Written request:
Find every line in the records below that contains the word "publisher", and copy each such line.

+--

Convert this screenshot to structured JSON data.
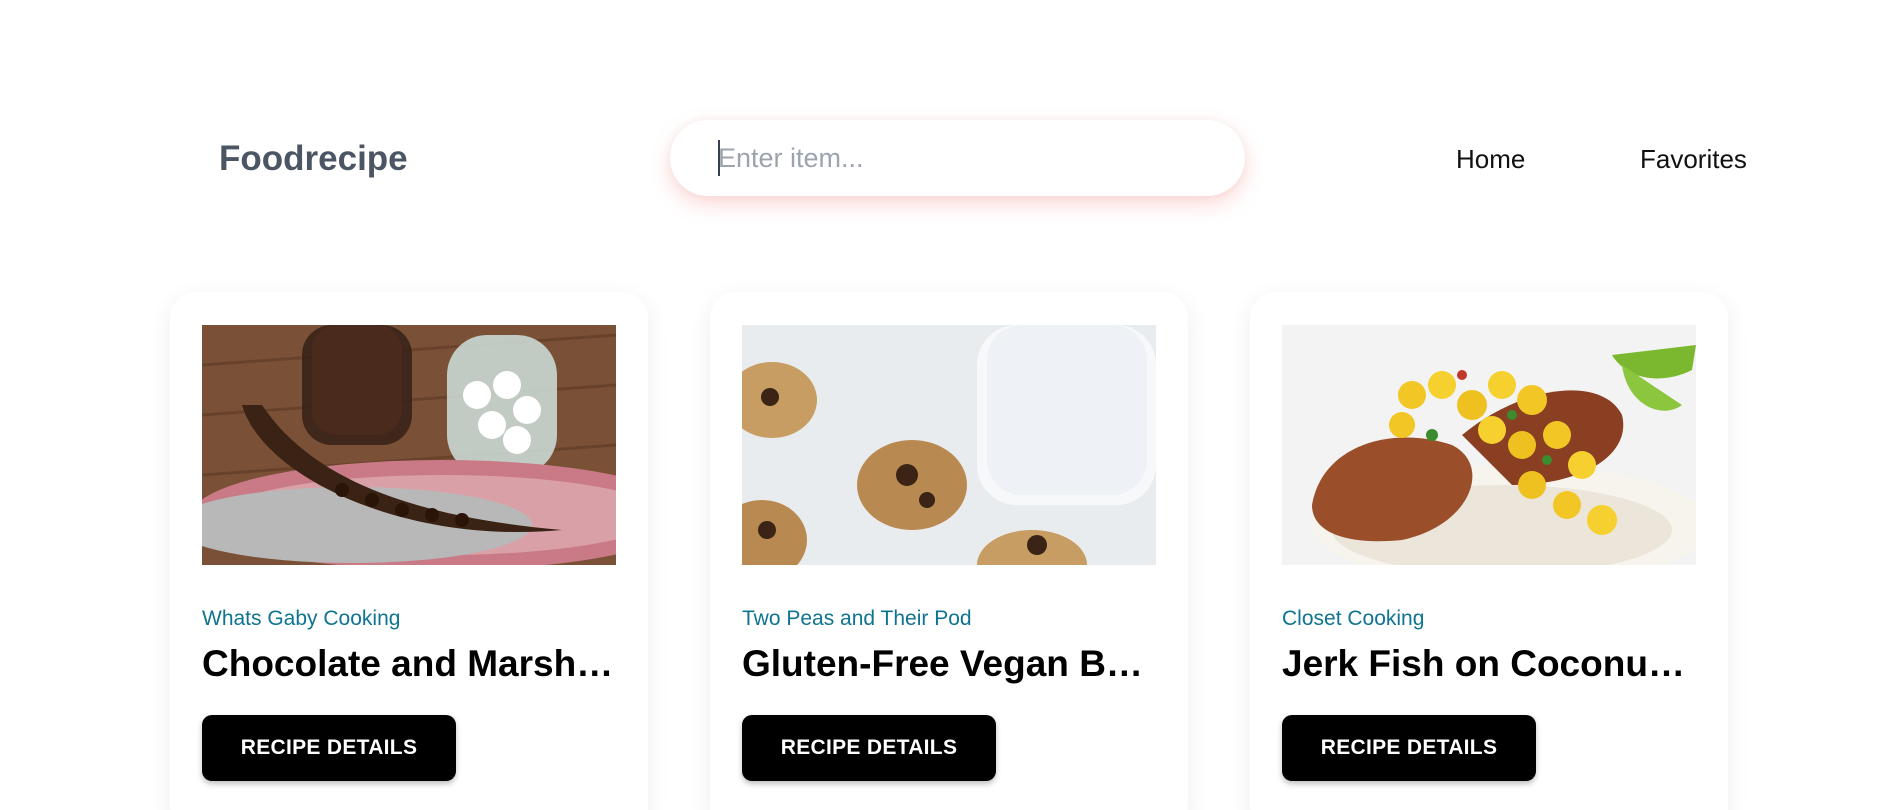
{
  "header": {
    "brand": "Foodrecipe",
    "search": {
      "placeholder": "Enter item...",
      "value": ""
    },
    "nav": [
      {
        "label": "Home"
      },
      {
        "label": "Favorites"
      }
    ]
  },
  "recipes": [
    {
      "publisher": "Whats Gaby Cooking",
      "title": "Chocolate and Marshmallow Stuffed Banana Boats",
      "button": "RECIPE DETAILS"
    },
    {
      "publisher": "Two Peas and Their Pod",
      "title": "Gluten-Free Vegan Banana Oatmeal Cookies",
      "button": "RECIPE DETAILS"
    },
    {
      "publisher": "Closet Cooking",
      "title": "Jerk Fish on Coconut Rice with Pineapple Salsa",
      "button": "RECIPE DETAILS"
    }
  ],
  "colors": {
    "brand": "#4b5563",
    "publisher": "#0e7490",
    "button_bg": "#000000",
    "search_shadow": "#f87171"
  }
}
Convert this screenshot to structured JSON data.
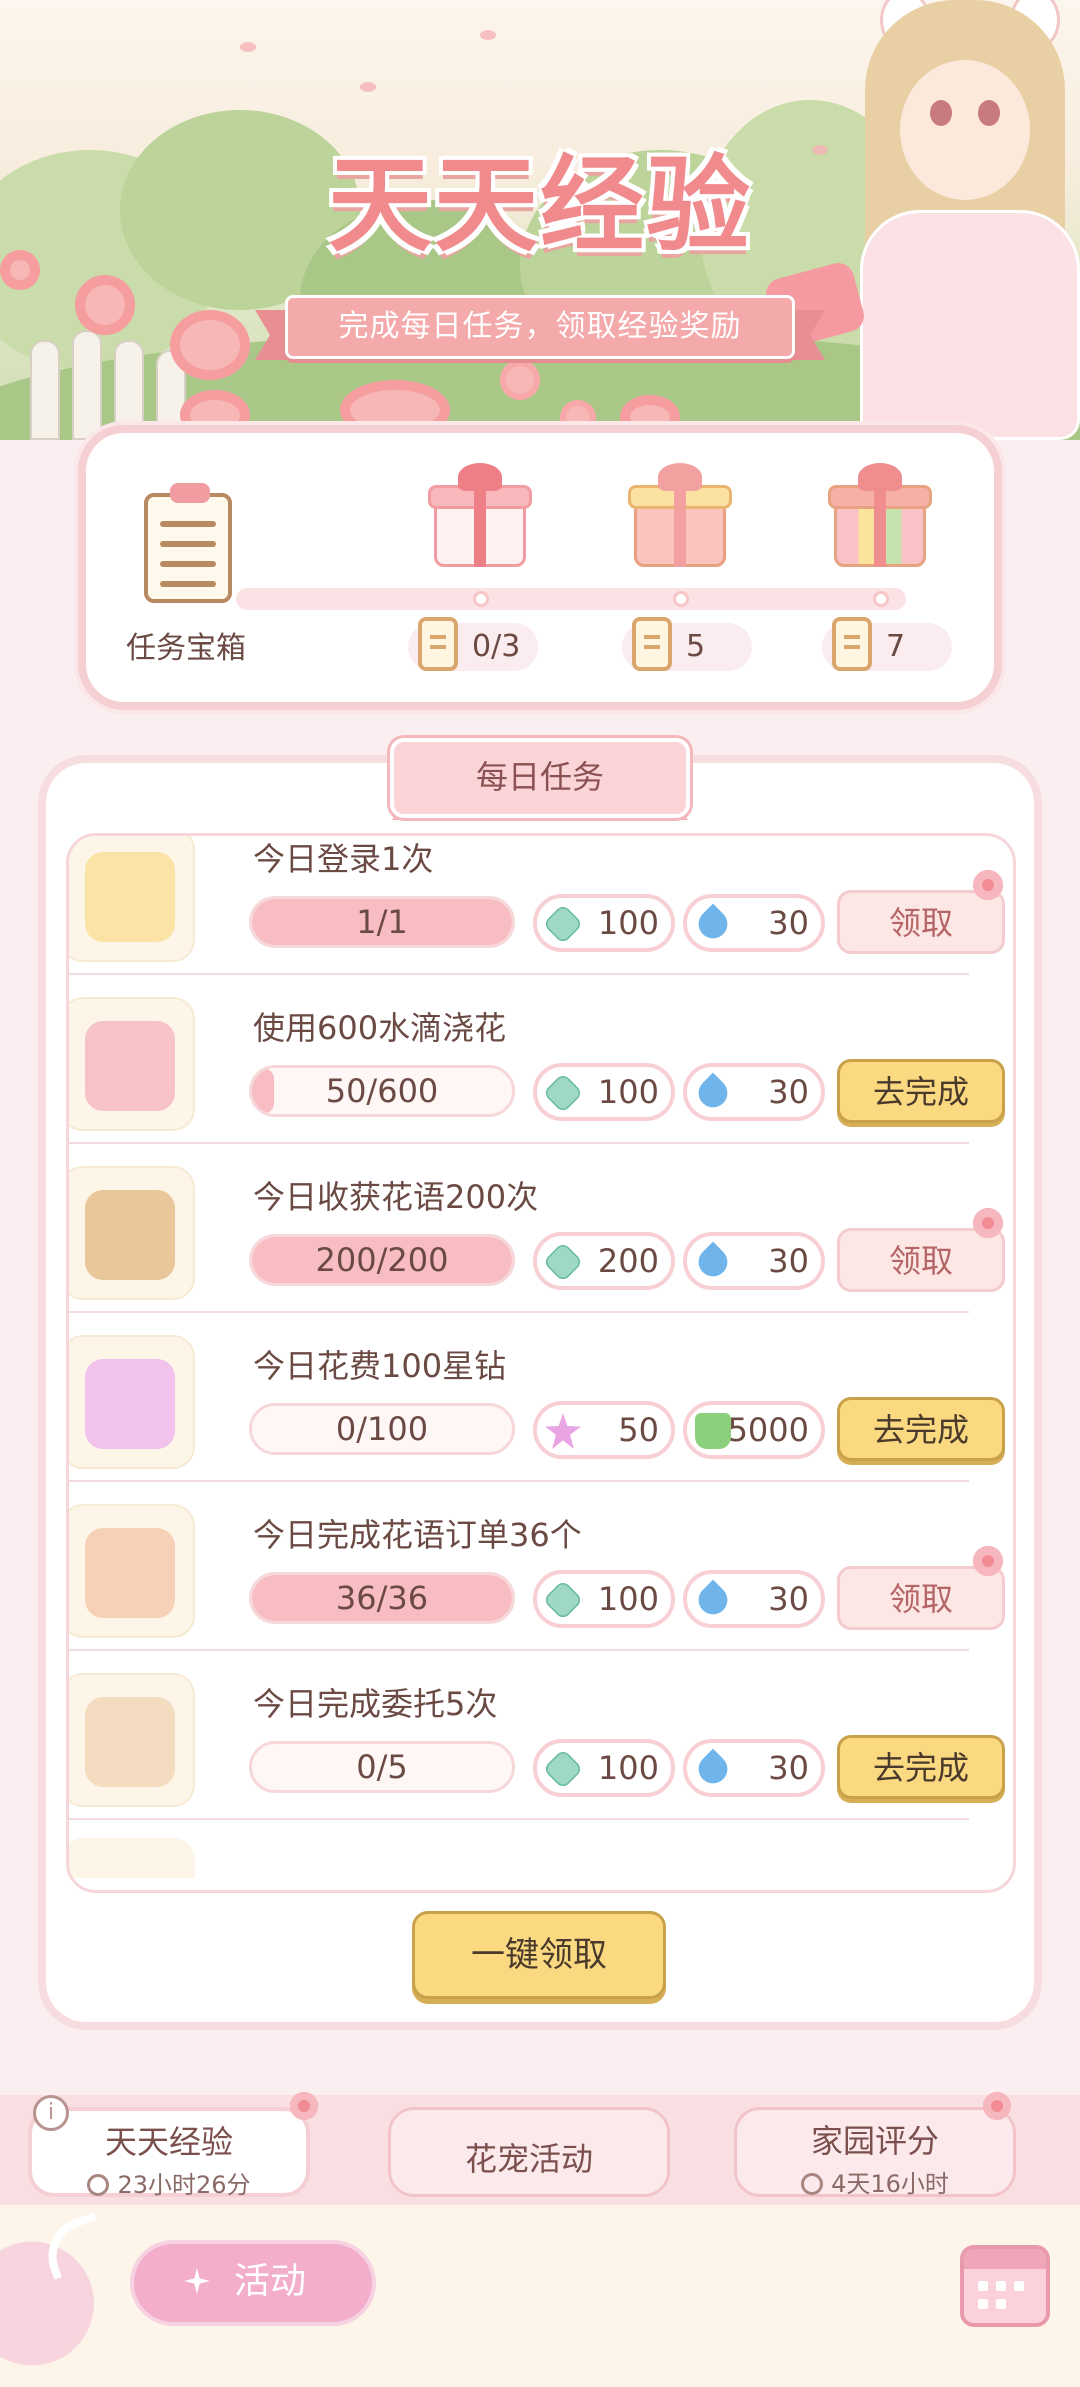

+--

Solution to this problem:
      "publisher": "Whats Gaby Cooking",
      "publisher": "Two Peas and Their Pod",
      "publisher": "Closet Cooking",
    "publisher": "#0e7490",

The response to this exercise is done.